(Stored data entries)
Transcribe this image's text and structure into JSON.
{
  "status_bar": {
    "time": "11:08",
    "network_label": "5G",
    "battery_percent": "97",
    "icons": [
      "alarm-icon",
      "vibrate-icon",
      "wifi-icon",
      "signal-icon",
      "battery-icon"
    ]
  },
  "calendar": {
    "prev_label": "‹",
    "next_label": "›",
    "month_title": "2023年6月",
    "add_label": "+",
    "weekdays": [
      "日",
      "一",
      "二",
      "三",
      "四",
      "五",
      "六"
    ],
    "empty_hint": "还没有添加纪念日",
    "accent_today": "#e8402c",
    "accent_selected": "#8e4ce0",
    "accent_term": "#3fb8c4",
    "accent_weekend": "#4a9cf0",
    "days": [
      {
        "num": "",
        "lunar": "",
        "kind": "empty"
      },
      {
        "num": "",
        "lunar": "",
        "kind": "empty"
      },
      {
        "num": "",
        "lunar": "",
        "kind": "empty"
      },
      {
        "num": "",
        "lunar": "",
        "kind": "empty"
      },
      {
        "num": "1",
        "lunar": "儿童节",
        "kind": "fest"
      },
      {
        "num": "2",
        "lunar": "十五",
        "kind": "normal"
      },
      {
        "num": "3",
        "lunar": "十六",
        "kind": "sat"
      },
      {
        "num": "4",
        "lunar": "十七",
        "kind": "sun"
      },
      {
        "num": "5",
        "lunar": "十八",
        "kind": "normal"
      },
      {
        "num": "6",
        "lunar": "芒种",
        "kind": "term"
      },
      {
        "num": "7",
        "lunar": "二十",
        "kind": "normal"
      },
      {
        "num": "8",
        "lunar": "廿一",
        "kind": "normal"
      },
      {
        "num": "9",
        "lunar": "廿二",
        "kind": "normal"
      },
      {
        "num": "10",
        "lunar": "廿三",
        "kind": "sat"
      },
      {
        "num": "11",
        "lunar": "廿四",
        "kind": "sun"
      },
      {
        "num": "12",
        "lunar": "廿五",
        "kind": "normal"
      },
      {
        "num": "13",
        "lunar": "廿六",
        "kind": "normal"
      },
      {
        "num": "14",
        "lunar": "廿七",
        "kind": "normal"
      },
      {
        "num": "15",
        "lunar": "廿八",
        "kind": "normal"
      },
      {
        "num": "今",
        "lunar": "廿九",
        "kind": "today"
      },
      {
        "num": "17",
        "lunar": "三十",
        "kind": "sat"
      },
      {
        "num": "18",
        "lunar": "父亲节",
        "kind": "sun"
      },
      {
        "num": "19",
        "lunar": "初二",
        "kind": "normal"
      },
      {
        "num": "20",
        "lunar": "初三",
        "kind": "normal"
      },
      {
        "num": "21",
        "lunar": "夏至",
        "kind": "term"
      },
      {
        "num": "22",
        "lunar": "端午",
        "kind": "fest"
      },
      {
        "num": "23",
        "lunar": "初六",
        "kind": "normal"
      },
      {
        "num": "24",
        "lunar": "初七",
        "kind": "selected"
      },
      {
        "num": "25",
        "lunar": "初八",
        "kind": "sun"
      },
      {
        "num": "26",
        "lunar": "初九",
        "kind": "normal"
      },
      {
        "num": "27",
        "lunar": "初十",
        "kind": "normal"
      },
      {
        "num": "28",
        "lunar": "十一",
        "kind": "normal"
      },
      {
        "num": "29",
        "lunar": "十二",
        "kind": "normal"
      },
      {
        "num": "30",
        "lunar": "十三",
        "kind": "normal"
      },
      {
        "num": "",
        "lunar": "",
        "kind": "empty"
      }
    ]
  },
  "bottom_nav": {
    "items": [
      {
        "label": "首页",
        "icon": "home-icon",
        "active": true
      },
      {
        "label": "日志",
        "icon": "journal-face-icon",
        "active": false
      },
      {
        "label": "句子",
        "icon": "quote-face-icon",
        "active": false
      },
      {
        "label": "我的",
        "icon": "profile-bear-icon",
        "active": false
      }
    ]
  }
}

→ **Instructions to follow**
Each line of the material should be duplicated exactly, please.

→ **Response below**
Transcribe this image's text and structure into JSON.
{
  "status_bar": {
    "time": "11:08",
    "network_label": "5G",
    "battery_percent": "97",
    "icons": [
      "alarm-icon",
      "vibrate-icon",
      "wifi-icon",
      "signal-icon",
      "battery-icon"
    ]
  },
  "calendar": {
    "prev_label": "‹",
    "next_label": "›",
    "month_title": "2023年6月",
    "add_label": "+",
    "weekdays": [
      "日",
      "一",
      "二",
      "三",
      "四",
      "五",
      "六"
    ],
    "empty_hint": "还没有添加纪念日",
    "accent_today": "#e8402c",
    "accent_selected": "#8e4ce0",
    "accent_term": "#3fb8c4",
    "accent_weekend": "#4a9cf0",
    "days": [
      {
        "num": "",
        "lunar": "",
        "kind": "empty"
      },
      {
        "num": "",
        "lunar": "",
        "kind": "empty"
      },
      {
        "num": "",
        "lunar": "",
        "kind": "empty"
      },
      {
        "num": "",
        "lunar": "",
        "kind": "empty"
      },
      {
        "num": "1",
        "lunar": "儿童节",
        "kind": "fest"
      },
      {
        "num": "2",
        "lunar": "十五",
        "kind": "normal"
      },
      {
        "num": "3",
        "lunar": "十六",
        "kind": "sat"
      },
      {
        "num": "4",
        "lunar": "十七",
        "kind": "sun"
      },
      {
        "num": "5",
        "lunar": "十八",
        "kind": "normal"
      },
      {
        "num": "6",
        "lunar": "芒种",
        "kind": "term"
      },
      {
        "num": "7",
        "lunar": "二十",
        "kind": "normal"
      },
      {
        "num": "8",
        "lunar": "廿一",
        "kind": "normal"
      },
      {
        "num": "9",
        "lunar": "廿二",
        "kind": "normal"
      },
      {
        "num": "10",
        "lunar": "廿三",
        "kind": "sat"
      },
      {
        "num": "11",
        "lunar": "廿四",
        "kind": "sun"
      },
      {
        "num": "12",
        "lunar": "廿五",
        "kind": "normal"
      },
      {
        "num": "13",
        "lunar": "廿六",
        "kind": "normal"
      },
      {
        "num": "14",
        "lunar": "廿七",
        "kind": "normal"
      },
      {
        "num": "15",
        "lunar": "廿八",
        "kind": "normal"
      },
      {
        "num": "今",
        "lunar": "廿九",
        "kind": "today"
      },
      {
        "num": "17",
        "lunar": "三十",
        "kind": "sat"
      },
      {
        "num": "18",
        "lunar": "父亲节",
        "kind": "sun"
      },
      {
        "num": "19",
        "lunar": "初二",
        "kind": "normal"
      },
      {
        "num": "20",
        "lunar": "初三",
        "kind": "normal"
      },
      {
        "num": "21",
        "lunar": "夏至",
        "kind": "term"
      },
      {
        "num": "22",
        "lunar": "端午",
        "kind": "fest"
      },
      {
        "num": "23",
        "lunar": "初六",
        "kind": "normal"
      },
      {
        "num": "24",
        "lunar": "初七",
        "kind": "selected"
      },
      {
        "num": "25",
        "lunar": "初八",
        "kind": "sun"
      },
      {
        "num": "26",
        "lunar": "初九",
        "kind": "normal"
      },
      {
        "num": "27",
        "lunar": "初十",
        "kind": "normal"
      },
      {
        "num": "28",
        "lunar": "十一",
        "kind": "normal"
      },
      {
        "num": "29",
        "lunar": "十二",
        "kind": "normal"
      },
      {
        "num": "30",
        "lunar": "十三",
        "kind": "normal"
      },
      {
        "num": "",
        "lunar": "",
        "kind": "empty"
      }
    ]
  },
  "bottom_nav": {
    "items": [
      {
        "label": "首页",
        "icon": "home-icon",
        "active": true
      },
      {
        "label": "日志",
        "icon": "journal-face-icon",
        "active": false
      },
      {
        "label": "句子",
        "icon": "quote-face-icon",
        "active": false
      },
      {
        "label": "我的",
        "icon": "profile-bear-icon",
        "active": false
      }
    ]
  }
}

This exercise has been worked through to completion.